• _EXERCISE_:
Tally the lines below that contain the word "screenshot", and give only that number.

• _Dataset records_:
- - - -

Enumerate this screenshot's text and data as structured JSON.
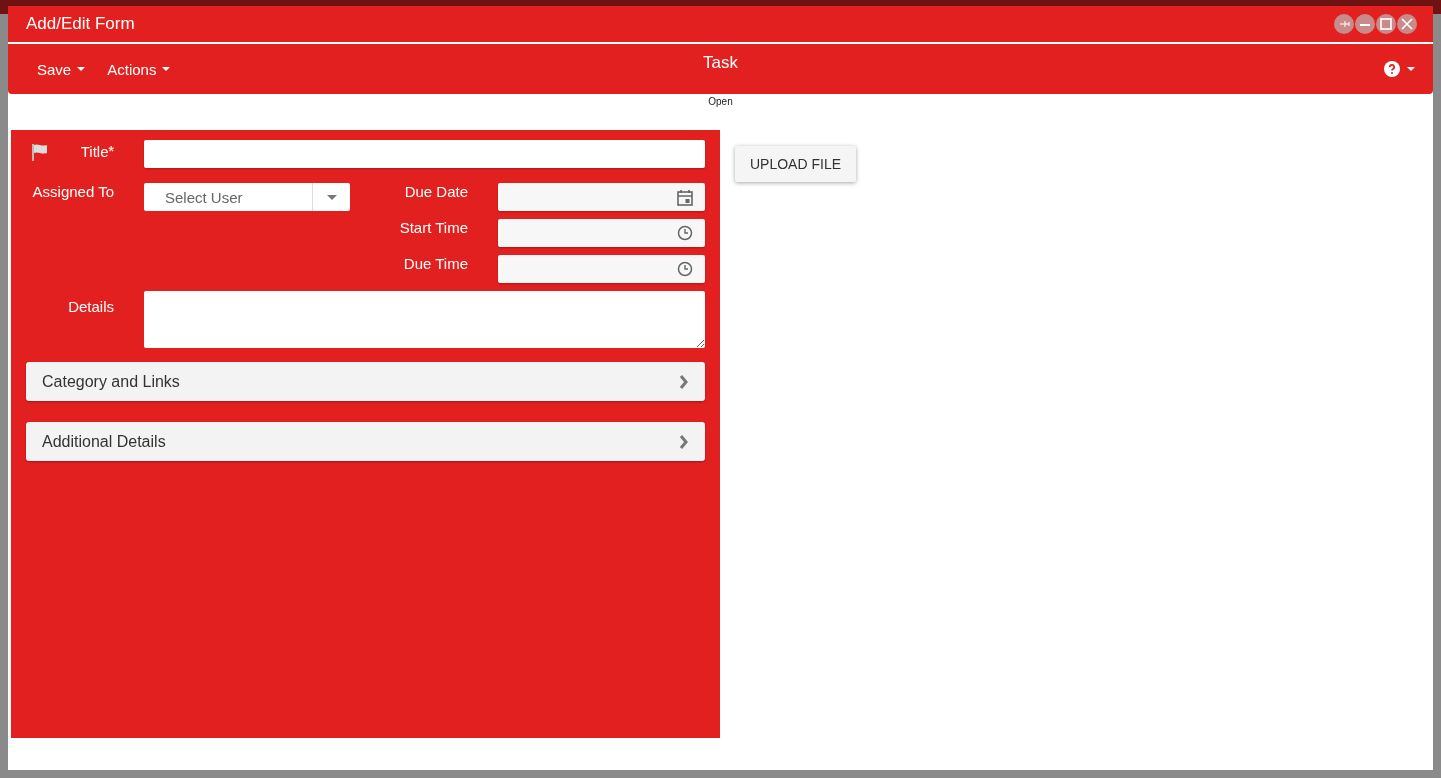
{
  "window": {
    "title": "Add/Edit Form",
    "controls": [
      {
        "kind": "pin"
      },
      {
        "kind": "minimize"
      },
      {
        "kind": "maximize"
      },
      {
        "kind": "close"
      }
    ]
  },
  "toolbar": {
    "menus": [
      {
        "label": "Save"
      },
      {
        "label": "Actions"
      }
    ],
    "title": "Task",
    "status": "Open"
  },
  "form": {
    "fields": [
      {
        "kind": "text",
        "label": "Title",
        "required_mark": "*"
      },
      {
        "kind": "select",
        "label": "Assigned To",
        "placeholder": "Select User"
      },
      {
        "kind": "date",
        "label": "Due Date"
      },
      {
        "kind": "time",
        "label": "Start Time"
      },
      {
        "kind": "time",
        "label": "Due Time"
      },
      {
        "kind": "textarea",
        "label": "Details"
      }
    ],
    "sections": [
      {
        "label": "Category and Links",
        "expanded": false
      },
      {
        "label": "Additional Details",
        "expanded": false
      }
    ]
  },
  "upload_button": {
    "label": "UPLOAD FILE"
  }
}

- - - -

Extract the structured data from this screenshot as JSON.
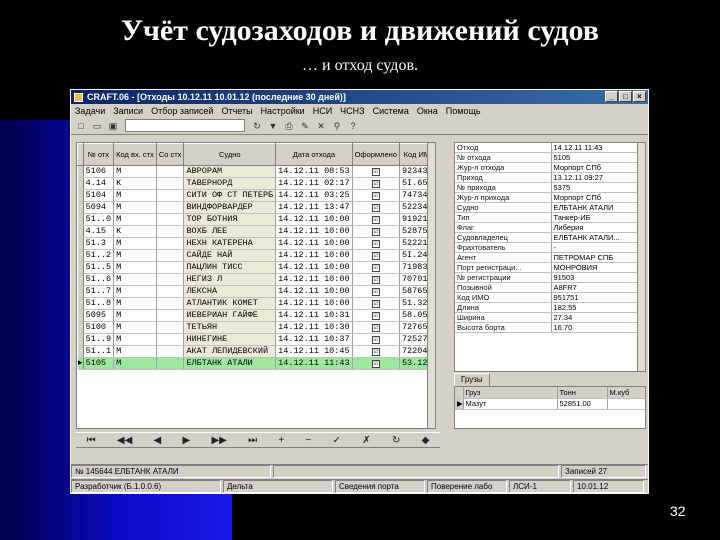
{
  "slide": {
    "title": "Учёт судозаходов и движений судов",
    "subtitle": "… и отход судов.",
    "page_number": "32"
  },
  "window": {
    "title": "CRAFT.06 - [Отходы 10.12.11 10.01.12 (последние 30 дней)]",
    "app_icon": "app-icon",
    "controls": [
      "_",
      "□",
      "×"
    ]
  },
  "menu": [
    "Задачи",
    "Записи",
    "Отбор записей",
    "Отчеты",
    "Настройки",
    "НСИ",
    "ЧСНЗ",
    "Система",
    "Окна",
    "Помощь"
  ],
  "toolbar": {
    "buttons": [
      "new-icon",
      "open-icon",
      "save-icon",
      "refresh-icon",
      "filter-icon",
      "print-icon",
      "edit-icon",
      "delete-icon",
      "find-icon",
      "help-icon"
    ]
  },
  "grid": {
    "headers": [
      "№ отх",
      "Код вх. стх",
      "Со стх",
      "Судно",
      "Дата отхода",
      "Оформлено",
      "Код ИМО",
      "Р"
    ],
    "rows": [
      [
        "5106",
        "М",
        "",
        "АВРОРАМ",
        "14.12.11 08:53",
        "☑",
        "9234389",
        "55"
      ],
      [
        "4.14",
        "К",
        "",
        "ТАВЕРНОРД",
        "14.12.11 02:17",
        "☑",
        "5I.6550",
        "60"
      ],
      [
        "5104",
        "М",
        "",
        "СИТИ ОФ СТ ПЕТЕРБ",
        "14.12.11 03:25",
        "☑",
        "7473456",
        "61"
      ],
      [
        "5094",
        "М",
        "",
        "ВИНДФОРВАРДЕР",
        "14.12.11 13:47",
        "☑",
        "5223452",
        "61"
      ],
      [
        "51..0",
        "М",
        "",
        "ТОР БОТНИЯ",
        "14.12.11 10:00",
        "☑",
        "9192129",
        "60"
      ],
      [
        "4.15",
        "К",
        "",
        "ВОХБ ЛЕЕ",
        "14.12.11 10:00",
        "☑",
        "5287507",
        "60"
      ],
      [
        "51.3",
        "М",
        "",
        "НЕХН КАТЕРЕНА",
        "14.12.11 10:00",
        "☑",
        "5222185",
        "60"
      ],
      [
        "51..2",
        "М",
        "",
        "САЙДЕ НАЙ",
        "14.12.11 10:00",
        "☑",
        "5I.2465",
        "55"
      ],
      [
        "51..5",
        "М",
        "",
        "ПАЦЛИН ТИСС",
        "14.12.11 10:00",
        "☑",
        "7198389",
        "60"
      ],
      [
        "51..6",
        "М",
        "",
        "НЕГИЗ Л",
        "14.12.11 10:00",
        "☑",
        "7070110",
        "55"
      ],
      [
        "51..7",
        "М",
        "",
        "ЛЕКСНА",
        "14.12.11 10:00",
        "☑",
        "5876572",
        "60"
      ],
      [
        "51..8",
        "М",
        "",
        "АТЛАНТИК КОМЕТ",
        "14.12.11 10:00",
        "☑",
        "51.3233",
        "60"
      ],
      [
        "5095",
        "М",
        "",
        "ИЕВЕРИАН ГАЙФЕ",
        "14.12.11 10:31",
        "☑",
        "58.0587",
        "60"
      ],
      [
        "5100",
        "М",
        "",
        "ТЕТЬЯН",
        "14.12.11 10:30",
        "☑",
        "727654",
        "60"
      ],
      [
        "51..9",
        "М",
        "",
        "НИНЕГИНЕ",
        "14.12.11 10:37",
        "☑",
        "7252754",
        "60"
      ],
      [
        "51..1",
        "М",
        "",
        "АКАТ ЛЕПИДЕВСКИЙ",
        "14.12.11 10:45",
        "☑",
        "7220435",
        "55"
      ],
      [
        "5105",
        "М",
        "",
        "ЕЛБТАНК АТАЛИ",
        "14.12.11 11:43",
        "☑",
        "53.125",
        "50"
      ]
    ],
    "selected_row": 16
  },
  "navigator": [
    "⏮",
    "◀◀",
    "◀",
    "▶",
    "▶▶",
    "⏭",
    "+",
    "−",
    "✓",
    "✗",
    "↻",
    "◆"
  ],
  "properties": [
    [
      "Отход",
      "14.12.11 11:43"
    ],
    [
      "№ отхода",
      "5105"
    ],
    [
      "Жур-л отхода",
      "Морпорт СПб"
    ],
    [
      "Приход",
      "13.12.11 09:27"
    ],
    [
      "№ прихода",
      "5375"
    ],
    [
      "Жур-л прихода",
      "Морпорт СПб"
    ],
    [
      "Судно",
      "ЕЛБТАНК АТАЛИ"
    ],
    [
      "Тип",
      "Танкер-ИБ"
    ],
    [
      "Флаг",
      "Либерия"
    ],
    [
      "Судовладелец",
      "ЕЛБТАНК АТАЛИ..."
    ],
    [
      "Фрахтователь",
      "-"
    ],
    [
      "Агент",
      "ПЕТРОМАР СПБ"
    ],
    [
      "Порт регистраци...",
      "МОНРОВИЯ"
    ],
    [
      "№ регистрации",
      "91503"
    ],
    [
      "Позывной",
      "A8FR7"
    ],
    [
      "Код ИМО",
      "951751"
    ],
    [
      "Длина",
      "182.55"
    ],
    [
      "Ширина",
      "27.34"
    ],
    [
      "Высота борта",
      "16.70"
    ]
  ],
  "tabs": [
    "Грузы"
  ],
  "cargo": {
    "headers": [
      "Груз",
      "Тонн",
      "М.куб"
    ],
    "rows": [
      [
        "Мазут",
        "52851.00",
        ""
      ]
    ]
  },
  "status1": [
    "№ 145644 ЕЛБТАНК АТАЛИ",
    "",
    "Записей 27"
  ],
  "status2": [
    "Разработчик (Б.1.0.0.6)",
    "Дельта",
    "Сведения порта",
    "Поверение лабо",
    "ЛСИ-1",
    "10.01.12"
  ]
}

- - - -

• _TASK RESULT_:
2